[Rows from a figure dataset]
────────

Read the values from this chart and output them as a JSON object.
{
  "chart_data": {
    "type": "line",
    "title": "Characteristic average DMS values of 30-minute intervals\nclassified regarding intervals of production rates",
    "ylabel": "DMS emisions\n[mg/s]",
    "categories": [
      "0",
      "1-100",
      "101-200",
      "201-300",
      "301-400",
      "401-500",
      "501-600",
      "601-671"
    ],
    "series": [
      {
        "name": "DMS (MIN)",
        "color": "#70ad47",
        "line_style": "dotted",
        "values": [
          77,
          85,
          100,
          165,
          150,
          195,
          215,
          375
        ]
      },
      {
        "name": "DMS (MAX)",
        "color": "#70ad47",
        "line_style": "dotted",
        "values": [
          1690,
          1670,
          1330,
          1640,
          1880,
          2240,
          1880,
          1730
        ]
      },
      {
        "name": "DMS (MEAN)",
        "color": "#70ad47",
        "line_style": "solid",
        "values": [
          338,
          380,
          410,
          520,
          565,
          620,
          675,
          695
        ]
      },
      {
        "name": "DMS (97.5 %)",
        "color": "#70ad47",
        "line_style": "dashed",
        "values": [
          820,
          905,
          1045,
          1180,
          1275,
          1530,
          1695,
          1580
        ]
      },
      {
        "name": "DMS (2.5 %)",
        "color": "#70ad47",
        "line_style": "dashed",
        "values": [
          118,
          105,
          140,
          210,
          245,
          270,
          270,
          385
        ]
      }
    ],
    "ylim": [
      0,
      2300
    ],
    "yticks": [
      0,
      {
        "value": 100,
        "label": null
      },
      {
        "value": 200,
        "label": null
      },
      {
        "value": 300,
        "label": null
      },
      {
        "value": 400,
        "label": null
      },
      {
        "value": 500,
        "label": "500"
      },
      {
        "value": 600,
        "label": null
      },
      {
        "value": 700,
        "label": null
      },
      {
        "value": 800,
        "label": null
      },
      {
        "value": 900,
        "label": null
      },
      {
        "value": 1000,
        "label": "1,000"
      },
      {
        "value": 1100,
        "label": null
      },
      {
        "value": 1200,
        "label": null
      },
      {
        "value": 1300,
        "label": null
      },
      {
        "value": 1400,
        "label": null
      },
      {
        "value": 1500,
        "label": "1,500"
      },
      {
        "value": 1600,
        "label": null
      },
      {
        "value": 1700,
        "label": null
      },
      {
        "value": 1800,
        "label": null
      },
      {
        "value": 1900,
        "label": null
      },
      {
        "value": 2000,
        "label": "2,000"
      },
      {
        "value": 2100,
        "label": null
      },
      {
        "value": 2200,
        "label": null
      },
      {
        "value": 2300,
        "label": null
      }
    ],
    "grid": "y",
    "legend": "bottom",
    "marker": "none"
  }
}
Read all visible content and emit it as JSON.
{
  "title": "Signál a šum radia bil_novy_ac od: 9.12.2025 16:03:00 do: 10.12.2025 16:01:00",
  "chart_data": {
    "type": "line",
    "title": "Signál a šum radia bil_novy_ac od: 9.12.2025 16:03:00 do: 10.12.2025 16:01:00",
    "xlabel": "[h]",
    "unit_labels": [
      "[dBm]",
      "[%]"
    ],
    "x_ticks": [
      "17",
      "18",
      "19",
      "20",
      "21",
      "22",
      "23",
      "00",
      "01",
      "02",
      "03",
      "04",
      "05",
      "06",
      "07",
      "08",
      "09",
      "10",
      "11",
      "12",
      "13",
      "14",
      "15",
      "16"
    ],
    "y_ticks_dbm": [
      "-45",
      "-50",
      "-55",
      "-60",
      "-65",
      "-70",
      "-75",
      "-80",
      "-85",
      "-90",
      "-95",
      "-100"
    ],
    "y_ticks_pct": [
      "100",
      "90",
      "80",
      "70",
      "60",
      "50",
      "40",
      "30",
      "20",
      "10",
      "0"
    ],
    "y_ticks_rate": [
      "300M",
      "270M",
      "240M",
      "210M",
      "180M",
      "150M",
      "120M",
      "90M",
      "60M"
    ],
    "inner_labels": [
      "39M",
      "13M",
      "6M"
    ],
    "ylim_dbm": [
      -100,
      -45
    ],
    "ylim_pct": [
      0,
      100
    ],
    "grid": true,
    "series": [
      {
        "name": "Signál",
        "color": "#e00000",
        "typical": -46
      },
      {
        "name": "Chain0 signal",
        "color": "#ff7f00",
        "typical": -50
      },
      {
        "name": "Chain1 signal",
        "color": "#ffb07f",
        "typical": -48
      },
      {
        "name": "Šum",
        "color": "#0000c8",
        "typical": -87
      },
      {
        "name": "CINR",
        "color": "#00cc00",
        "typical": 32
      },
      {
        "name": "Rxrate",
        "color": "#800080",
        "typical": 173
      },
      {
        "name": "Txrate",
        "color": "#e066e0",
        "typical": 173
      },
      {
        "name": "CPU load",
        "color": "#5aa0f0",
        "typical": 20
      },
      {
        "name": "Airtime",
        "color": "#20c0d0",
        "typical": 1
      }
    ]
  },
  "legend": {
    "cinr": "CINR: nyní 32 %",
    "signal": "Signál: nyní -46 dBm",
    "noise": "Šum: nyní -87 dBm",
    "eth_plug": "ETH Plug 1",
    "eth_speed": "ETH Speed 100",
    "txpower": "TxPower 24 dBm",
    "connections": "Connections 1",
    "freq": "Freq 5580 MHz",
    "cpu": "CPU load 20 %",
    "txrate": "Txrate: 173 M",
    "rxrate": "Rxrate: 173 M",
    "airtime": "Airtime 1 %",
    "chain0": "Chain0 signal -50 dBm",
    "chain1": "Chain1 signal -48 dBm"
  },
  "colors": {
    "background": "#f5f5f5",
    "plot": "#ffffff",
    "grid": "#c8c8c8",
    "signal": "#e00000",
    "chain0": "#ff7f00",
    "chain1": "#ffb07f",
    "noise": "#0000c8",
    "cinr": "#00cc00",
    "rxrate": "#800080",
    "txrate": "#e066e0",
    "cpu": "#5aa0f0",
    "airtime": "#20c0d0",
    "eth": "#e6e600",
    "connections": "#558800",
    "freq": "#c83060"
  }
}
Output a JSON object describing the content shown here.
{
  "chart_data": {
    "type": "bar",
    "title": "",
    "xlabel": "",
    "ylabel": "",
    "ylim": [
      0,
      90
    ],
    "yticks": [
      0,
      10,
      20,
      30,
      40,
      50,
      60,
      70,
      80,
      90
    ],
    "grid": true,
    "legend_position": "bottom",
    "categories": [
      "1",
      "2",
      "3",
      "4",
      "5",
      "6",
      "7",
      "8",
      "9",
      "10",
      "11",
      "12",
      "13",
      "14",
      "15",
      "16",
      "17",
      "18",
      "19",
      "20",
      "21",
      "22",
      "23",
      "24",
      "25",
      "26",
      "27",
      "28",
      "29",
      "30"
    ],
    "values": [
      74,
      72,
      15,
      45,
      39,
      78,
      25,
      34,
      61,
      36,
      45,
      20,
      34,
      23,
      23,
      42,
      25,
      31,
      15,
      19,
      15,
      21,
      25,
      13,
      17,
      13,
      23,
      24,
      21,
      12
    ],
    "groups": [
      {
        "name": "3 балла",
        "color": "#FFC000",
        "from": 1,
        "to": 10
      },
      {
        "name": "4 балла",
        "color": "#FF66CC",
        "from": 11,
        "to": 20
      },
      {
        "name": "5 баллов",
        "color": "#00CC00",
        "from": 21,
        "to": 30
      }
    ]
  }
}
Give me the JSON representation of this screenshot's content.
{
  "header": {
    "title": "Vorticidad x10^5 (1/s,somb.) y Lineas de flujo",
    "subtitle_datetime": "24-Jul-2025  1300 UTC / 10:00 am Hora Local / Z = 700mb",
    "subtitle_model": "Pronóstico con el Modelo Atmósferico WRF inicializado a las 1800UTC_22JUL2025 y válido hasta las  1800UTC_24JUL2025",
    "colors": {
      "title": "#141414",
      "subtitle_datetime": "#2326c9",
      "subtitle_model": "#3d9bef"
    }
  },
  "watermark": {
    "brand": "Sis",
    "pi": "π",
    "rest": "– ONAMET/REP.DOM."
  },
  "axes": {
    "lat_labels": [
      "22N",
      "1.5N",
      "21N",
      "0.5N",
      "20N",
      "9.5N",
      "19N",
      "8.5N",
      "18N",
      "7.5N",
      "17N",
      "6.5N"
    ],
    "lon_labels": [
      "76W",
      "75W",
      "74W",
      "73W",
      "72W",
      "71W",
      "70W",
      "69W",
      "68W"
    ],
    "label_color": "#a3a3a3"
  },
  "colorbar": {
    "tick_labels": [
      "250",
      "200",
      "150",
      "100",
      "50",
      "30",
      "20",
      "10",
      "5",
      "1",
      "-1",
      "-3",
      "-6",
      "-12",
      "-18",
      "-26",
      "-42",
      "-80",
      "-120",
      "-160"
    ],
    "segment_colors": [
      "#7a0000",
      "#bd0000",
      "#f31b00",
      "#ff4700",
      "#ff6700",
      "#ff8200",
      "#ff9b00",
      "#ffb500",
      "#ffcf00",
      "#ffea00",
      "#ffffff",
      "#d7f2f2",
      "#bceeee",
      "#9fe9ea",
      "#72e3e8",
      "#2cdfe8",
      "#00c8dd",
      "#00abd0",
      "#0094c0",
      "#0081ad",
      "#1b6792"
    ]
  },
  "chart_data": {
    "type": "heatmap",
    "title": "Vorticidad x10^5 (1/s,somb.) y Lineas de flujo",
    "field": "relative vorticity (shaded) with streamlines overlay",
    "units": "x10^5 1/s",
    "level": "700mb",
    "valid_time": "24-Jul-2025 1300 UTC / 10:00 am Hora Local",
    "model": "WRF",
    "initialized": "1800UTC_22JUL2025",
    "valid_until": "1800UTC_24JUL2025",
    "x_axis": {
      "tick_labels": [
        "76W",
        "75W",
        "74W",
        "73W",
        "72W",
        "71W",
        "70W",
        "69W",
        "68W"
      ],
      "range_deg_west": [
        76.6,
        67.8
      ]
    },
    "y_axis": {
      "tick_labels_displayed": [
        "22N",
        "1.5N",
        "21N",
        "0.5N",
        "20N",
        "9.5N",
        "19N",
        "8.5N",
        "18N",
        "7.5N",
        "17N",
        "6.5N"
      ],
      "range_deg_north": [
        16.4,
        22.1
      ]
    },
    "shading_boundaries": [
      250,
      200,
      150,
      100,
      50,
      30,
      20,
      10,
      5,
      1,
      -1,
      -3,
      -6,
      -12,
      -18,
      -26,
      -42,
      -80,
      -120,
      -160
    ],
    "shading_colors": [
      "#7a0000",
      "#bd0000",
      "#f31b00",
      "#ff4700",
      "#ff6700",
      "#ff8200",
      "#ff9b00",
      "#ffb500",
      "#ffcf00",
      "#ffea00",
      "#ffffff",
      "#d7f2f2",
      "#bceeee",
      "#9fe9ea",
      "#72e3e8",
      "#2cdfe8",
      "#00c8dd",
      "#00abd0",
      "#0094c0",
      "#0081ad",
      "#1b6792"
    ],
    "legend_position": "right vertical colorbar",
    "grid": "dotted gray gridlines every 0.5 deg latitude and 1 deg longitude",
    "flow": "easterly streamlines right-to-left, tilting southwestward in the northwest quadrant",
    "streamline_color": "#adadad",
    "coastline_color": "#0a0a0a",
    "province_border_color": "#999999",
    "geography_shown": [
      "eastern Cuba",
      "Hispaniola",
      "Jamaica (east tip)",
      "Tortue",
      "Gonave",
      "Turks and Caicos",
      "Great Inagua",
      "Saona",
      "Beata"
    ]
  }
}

────────

● Work instructions: Pull out all lines from the listing that contain the string "nyní".

● Problem solution:
    "cinr": "CINR: nyní 32 %",
    "signal": "Signál: nyní -46 dBm",
    "noise": "Šum: nyní -87 dBm",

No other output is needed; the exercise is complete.